* _TAREA_
¿Puedes continuar el texto sobre Alfredo Silva Estrada, que aparece más abajo, a partir de su última oración?

* _FRAGMENTO DEL TEXTO_
________________

Alfredo Silva Estrada: Entrevista

Poesía Compartida en confluente contemporaneidad
Gonzalo Márquez Cristo y Amparo Osorio
Realizaron la siguiente entrevista para el No. 3/4 de la revista Común Presencia




Nació en Caracas en 1933 y falleció en 2009. Cursó filosofía en la Universidad Central de Venezuela y se doctoró en la Sorbona, en París. De 1965 a 1982 dirigió el programa Homenajes en la Radio Nacional de Venezuela. 
Es autor de los libros: De la Casa Arraigada (1953), De la unidad en fuga (1962), Literales (1963), Trans-verbales (1967-1972), Acercamientos (1969), Los moradores (1975), Contra el espacio hostil (1979), Narraciones sobre reticuláreas (1982), Dedicación y ofrendas (1986), Por los respiraderos del día (1999), Al través (2002), y La palabra transmutada (1989).

________________

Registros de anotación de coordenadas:
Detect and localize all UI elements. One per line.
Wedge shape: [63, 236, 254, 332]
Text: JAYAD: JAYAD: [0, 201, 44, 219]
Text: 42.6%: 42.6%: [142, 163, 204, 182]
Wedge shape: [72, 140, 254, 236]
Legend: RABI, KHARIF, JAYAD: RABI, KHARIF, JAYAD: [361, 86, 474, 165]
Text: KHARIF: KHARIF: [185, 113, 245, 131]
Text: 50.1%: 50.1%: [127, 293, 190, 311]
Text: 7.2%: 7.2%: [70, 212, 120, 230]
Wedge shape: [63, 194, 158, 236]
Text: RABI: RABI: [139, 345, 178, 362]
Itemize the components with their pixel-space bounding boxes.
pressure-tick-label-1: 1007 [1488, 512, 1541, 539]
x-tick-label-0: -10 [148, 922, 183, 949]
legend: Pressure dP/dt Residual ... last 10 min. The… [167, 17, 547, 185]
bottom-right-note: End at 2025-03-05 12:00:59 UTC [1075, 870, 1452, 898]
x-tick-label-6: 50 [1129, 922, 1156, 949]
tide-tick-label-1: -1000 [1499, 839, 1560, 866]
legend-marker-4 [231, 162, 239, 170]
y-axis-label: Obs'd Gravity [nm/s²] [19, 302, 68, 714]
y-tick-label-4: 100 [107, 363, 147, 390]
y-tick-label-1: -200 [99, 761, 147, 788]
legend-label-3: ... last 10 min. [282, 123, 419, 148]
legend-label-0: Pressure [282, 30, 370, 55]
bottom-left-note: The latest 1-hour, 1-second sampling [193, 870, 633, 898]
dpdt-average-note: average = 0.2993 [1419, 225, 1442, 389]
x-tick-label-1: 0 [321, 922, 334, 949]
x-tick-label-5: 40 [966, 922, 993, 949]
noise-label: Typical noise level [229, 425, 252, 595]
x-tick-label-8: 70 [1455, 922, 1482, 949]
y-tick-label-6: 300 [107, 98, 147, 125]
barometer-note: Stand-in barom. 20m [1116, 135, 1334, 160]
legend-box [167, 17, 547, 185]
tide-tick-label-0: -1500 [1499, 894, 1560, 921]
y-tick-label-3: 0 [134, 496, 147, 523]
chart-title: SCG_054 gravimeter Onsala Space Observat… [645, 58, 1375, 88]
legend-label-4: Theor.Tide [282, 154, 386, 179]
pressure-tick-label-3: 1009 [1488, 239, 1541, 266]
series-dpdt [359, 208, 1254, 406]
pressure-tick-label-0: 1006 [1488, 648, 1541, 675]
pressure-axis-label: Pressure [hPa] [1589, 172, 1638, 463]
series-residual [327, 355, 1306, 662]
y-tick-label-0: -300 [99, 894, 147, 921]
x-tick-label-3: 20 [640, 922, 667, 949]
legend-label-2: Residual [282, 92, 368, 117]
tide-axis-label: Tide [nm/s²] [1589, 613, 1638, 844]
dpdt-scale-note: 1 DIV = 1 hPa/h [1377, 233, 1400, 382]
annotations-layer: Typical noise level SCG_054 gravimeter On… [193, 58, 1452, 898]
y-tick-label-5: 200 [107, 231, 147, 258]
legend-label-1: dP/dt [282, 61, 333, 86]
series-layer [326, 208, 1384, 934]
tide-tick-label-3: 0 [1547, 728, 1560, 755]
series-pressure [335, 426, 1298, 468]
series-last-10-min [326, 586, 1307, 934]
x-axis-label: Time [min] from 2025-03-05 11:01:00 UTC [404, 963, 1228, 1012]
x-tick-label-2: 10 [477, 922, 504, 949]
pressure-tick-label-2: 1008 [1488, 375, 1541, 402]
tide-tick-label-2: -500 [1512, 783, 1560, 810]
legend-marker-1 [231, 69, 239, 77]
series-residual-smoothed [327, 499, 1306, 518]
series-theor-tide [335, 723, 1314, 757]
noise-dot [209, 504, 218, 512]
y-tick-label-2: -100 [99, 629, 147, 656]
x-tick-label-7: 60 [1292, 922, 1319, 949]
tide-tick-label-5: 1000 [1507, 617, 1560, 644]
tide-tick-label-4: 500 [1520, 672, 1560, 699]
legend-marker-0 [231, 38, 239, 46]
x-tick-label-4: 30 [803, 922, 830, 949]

________________

* _RESULTADO FINAL_
De gran influencia en las generaciones posteriores, Silva Estrada, cuya poesía fuera elogiada por el Premio Nobel Eugenio Montale, se consagró como traductor de voces de la lengua francesa, tales como: Bonnefoy, Dupin, Reverdy, Ponge, Chedid, Godel, Verhesen, Miguel y Valéry... 
En 1997 le fue otorgado el Premio Nacional de Literatura y en 2001 obtuvo el Premio Internacional de Poesía de la Bienal de Lieja (Bélgica), prestigioso reconocimiento concedido a Ungaretti, Perse, Paz y Juarroz, entre otros.
La insumisión de lo poético, la penetración en las huidizas tierras del sueño, la palabra de la anticipación y los encuentros con varias de las figuras más deslumbrantes de lo que él denominara Poesía compartida en confluente contemporaneidad, hallan en este diálogo su escenario fecundo.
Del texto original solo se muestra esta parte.